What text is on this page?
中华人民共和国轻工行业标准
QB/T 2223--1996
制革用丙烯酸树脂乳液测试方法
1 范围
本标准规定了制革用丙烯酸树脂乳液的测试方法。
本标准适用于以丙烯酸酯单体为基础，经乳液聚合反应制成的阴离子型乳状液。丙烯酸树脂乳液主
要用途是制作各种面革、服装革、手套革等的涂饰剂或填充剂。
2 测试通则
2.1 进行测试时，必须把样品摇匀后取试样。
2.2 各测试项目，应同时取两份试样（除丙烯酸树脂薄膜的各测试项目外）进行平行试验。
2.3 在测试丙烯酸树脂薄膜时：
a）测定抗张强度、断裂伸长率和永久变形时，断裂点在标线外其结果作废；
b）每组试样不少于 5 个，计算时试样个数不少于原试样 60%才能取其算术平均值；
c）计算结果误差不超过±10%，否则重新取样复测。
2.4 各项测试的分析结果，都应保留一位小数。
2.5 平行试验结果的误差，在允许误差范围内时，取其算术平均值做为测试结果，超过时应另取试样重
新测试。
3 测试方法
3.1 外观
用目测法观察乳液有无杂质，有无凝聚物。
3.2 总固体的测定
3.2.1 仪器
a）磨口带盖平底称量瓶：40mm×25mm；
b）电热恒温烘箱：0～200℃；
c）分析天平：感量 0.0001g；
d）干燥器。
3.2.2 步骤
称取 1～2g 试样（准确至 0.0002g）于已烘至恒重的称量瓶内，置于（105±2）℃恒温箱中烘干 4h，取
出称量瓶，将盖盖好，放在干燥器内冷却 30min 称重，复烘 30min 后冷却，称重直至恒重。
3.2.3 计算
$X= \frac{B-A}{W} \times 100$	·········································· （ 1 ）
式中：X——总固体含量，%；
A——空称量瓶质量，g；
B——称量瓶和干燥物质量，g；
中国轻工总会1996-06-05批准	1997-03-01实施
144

#####

### Problem to work on
Print every entry exactly as written.

### Exercise output
What text is on this page?
中华人民共和国轻工行业标准
QB/T 2223--1996
制革用丙烯酸树脂乳液测试方法
1 范围
本标准规定了制革用丙烯酸树脂乳液的测试方法。
本标准适用于以丙烯酸酯单体为基础，经乳液聚合反应制成的阴离子型乳状液。丙烯酸树脂乳液主
要用途是制作各种面革、服装革、手套革等的涂饰剂或填充剂。
2 测试通则
2.1 进行测试时，必须把样品摇匀后取试样。
2.2 各测试项目，应同时取两份试样（除丙烯酸树脂薄膜的各测试项目外）进行平行试验。
2.3 在测试丙烯酸树脂薄膜时：
a）测定抗张强度、断裂伸长率和永久变形时，断裂点在标线外其结果作废；
b）每组试样不少于 5 个，计算时试样个数不少于原试样 60%才能取其算术平均值；
c）计算结果误差不超过±10%，否则重新取样复测。
2.4 各项测试的分析结果，都应保留一位小数。
2.5 平行试验结果的误差，在允许误差范围内时，取其算术平均值做为测试结果，超过时应另取试样重
新测试。
3 测试方法
3.1 外观
用目测法观察乳液有无杂质，有无凝聚物。
3.2 总固体的测定
3.2.1 仪器
a）磨口带盖平底称量瓶：40mm×25mm；
b）电热恒温烘箱：0～200℃；
c）分析天平：感量 0.0001g；
d）干燥器。
3.2.2 步骤
称取 1～2g 试样（准确至 0.0002g）于已烘至恒重的称量瓶内，置于（105±2）℃恒温箱中烘干 4h，取
出称量瓶，将盖盖好，放在干燥器内冷却 30min 称重，复烘 30min 后冷却，称重直至恒重。
3.2.3 计算
$X= \frac{B-A}{W} \times 100$	·········································· （ 1 ）
式中：X——总固体含量，%；
A——空称量瓶质量，g；
B——称量瓶和干燥物质量，g；
中国轻工总会1996-06-05批准	1997-03-01实施
144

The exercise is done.